═══ SUPPLIED RECORDS ═══

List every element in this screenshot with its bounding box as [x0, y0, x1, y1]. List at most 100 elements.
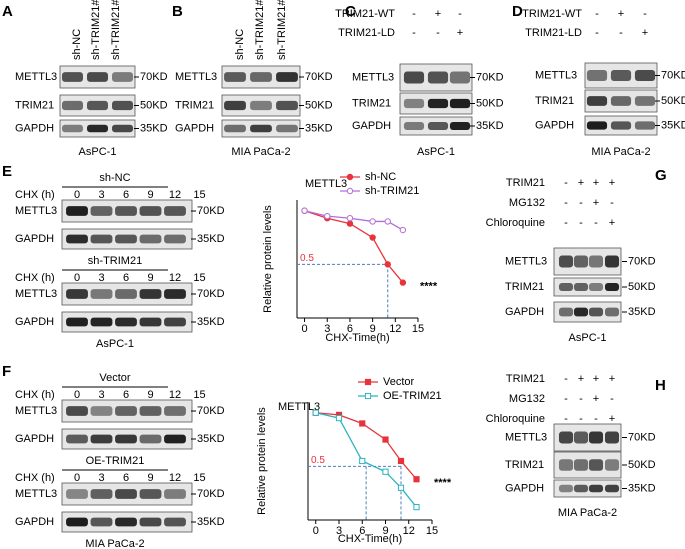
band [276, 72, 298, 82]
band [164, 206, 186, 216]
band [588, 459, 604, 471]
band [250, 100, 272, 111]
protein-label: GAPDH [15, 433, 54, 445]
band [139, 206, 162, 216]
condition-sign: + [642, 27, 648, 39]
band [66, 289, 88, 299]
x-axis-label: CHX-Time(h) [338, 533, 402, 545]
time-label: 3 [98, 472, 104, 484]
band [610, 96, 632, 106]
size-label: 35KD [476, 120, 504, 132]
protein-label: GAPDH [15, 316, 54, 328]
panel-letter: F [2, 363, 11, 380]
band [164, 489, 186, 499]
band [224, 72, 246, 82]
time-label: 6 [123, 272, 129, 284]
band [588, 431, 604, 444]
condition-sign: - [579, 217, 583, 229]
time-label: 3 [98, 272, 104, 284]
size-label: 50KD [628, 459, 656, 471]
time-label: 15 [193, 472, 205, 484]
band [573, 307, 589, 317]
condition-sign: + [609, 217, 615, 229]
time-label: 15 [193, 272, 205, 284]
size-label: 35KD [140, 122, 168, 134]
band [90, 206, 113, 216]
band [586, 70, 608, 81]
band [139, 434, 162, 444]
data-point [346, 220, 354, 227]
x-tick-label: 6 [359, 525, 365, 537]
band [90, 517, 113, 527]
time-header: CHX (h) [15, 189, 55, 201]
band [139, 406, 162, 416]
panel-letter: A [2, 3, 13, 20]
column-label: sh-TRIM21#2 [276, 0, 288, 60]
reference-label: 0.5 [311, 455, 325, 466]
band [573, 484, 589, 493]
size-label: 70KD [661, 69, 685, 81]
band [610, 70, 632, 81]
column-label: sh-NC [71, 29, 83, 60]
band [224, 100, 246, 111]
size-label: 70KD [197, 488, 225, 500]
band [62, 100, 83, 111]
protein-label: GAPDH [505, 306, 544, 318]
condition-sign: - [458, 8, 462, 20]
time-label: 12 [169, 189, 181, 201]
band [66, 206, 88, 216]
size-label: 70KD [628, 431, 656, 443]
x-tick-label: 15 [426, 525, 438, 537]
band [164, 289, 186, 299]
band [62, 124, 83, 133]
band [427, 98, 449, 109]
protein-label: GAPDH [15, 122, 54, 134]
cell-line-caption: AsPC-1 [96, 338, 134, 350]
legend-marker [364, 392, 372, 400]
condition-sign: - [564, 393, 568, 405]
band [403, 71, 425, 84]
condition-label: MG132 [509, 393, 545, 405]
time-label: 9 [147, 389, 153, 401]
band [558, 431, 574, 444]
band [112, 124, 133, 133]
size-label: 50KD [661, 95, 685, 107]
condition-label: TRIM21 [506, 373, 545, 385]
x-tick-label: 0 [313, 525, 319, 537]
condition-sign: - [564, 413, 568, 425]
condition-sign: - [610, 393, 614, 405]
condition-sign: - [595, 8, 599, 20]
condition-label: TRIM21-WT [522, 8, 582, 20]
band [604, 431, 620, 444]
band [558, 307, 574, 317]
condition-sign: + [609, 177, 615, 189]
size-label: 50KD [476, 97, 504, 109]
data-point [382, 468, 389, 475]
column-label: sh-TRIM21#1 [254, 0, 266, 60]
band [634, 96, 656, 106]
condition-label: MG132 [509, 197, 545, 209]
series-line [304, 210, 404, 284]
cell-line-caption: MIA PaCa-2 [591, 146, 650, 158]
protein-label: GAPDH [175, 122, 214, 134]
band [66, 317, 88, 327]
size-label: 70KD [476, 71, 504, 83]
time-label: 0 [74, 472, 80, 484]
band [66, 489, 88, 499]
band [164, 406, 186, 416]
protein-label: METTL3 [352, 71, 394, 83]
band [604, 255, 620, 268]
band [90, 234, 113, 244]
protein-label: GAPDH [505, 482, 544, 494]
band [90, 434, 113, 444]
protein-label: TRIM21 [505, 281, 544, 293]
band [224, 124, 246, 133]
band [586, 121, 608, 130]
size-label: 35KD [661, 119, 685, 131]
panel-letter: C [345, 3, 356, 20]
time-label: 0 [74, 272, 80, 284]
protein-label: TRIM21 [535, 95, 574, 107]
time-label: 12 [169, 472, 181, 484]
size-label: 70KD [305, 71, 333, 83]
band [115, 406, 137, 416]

═══

### TASK STATEMENT
The answer should consist of every line from the listing above that includes the word "cell".

### TASK OUTPUT
cell-line-caption: AsPC-1 [96, 338, 134, 350]
cell-line-caption: MIA PaCa-2 [591, 146, 650, 158]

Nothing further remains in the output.